Arrange the stretch from the start of the records through the line containing "candle-up <box>849 357 855 377</box>" as a Markdown table with the columns Row and Line, where Row gives each line's number and Line gives the line itself. Leave out any blank lines.

------ DATA TO USE ------

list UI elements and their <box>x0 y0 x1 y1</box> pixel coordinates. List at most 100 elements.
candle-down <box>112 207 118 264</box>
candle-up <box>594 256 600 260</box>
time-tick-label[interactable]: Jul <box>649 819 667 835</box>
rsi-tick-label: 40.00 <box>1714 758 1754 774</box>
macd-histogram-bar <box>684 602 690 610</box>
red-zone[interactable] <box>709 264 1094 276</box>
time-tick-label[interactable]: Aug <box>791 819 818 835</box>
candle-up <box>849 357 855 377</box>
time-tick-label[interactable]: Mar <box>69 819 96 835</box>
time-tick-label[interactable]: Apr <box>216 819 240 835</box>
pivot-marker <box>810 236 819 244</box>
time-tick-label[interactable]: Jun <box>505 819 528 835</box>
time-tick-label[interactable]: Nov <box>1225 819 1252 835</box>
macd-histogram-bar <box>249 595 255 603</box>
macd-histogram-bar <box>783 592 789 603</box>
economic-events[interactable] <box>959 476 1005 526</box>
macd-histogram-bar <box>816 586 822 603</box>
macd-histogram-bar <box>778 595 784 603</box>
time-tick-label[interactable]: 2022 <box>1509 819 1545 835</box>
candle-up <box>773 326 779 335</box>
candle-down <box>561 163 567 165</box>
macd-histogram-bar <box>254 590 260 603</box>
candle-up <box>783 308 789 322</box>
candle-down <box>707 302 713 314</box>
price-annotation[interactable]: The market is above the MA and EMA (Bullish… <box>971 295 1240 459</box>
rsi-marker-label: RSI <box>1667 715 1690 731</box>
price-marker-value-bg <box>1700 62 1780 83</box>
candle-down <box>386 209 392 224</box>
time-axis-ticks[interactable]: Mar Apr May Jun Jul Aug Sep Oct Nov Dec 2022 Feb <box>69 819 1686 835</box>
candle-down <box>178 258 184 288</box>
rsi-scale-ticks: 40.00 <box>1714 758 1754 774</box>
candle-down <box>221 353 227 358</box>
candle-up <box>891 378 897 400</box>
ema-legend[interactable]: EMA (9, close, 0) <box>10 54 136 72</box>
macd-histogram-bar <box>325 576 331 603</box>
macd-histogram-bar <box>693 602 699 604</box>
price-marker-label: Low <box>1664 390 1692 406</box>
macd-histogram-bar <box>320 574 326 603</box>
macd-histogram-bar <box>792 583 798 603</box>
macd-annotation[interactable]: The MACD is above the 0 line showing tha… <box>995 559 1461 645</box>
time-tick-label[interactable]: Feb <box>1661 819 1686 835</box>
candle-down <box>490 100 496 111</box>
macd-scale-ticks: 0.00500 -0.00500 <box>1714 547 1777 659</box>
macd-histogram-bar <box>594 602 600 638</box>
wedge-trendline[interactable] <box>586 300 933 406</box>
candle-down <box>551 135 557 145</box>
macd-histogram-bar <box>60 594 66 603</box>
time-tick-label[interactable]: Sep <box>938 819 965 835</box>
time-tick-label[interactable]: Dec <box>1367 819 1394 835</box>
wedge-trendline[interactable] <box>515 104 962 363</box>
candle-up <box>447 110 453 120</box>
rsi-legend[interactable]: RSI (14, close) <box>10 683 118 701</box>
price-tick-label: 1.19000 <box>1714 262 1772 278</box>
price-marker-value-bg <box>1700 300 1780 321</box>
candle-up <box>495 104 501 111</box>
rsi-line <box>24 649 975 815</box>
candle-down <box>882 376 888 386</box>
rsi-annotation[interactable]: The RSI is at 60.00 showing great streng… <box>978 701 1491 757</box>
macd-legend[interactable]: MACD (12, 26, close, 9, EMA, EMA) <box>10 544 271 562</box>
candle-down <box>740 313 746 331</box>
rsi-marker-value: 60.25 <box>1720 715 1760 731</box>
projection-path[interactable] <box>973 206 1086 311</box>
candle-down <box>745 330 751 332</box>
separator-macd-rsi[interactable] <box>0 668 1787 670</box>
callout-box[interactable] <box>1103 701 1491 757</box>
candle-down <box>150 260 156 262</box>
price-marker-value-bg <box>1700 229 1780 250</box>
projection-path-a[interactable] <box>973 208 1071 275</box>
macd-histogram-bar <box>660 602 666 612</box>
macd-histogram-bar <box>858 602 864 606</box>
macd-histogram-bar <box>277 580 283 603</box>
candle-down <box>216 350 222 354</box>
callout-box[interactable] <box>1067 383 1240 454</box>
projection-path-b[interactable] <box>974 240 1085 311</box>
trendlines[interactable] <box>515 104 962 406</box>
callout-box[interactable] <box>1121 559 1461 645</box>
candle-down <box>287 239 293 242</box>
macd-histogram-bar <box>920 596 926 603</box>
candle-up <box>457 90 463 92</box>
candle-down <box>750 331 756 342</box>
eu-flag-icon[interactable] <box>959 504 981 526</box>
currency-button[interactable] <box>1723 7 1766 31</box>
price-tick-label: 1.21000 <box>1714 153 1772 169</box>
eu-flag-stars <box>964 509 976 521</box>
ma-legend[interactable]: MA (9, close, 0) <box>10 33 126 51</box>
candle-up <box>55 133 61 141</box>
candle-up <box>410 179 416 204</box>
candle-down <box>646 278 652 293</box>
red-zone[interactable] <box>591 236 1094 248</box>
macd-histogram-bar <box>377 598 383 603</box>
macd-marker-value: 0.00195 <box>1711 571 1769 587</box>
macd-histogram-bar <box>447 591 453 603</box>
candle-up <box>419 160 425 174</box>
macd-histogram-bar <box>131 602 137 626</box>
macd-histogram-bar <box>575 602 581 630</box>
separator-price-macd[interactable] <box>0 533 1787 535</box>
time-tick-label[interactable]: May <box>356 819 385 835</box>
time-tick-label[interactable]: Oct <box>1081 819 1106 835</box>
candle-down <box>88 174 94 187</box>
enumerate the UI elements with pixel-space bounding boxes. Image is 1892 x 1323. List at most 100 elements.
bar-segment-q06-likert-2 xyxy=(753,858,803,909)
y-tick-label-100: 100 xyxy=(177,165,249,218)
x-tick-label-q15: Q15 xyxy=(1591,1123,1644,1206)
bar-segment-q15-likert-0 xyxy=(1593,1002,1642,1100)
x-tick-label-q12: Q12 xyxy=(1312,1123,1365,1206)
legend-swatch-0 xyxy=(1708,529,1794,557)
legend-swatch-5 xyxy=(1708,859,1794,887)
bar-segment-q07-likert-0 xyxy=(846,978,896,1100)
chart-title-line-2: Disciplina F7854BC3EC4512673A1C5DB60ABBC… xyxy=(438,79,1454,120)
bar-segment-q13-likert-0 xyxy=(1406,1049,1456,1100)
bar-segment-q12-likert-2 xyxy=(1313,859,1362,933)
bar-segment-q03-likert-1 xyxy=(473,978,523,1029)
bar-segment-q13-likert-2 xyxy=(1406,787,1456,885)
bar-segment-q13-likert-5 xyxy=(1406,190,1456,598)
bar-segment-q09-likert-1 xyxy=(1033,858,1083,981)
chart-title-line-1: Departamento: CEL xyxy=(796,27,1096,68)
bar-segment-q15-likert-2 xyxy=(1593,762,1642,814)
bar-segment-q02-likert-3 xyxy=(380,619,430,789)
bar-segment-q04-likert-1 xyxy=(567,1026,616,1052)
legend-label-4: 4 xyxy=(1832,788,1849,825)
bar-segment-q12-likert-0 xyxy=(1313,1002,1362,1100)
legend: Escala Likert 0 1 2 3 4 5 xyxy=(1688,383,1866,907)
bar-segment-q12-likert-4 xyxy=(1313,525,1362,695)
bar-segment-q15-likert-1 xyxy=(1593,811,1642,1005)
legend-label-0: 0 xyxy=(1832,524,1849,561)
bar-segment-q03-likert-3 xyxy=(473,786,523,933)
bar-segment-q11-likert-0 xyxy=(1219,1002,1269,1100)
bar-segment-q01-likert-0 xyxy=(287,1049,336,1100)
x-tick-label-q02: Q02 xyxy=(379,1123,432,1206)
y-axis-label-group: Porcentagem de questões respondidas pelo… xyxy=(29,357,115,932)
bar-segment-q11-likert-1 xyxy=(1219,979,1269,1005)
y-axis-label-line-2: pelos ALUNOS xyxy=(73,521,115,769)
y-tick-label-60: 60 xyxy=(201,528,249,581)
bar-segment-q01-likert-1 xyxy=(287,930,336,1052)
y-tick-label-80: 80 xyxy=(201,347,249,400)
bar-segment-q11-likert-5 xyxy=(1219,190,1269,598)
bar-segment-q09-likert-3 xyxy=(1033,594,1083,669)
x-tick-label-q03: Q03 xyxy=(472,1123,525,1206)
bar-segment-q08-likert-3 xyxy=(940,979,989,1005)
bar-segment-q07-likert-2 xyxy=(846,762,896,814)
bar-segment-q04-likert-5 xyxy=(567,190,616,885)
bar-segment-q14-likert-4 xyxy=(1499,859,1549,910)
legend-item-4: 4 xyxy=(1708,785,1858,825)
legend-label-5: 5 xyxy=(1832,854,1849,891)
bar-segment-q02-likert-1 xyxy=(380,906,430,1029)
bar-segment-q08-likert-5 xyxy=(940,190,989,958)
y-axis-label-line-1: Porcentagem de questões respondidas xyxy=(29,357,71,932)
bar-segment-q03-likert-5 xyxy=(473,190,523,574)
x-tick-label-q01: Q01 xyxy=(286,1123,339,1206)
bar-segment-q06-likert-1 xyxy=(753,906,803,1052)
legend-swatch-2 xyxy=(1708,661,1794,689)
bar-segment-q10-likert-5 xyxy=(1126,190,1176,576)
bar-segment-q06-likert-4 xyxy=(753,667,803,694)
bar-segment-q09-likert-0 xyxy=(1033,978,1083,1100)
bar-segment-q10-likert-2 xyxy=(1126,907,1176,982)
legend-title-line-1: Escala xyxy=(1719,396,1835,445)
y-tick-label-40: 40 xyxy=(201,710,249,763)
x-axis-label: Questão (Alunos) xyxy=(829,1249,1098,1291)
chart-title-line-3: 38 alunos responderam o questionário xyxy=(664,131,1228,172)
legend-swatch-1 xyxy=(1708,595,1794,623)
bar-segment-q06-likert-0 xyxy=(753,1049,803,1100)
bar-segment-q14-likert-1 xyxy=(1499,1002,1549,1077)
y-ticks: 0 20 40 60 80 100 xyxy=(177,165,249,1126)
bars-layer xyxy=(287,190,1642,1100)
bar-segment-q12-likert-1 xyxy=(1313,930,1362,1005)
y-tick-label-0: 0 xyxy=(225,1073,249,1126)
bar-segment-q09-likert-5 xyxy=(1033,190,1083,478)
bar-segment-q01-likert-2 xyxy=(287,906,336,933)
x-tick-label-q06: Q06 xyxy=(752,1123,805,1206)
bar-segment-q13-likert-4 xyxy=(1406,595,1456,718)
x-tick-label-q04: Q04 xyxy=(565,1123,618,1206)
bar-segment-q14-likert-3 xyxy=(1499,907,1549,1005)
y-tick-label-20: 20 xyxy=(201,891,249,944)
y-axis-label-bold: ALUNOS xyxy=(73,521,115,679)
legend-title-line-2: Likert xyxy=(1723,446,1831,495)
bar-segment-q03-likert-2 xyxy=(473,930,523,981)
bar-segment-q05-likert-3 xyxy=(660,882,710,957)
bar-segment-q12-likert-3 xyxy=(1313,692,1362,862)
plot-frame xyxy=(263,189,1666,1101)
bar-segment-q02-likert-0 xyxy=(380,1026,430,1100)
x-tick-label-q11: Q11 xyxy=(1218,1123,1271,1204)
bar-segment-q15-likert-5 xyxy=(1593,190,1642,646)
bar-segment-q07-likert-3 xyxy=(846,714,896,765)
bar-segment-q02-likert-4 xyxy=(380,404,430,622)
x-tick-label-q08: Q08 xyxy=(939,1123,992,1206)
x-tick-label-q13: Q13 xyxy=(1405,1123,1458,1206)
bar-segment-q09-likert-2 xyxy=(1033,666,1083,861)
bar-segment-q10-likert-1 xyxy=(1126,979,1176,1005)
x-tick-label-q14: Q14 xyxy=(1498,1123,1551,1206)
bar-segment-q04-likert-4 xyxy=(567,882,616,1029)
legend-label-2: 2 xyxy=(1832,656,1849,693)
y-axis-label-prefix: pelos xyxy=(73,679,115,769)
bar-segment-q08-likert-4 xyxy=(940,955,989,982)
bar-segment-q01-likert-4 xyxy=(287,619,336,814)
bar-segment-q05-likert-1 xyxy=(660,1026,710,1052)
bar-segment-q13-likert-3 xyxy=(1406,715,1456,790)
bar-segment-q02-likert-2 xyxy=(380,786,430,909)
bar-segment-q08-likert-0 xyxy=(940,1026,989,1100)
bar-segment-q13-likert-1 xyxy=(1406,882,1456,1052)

------

COMPLETE ANSWER ::
| Row | Line |
|---|---|
| 1 | list UI elements and their <box>x0 y0 x1 y1</box> pixel coordinates. List at most 100 elements. |
| 2 | candle-down <box>112 207 118 264</box> |
| 3 | candle-up <box>594 256 600 260</box> |
| 4 | time-tick-label[interactable]: Jul <box>649 819 667 835</box> |
| 5 | rsi-tick-label: 40.00 <box>1714 758 1754 774</box> |
| 6 | macd-histogram-bar <box>684 602 690 610</box> |
| 7 | red-zone[interactable] <box>709 264 1094 276</box> |
| 8 | time-tick-label[interactable]: Aug <box>791 819 818 835</box> |
| 9 | candle-up <box>849 357 855 377</box> |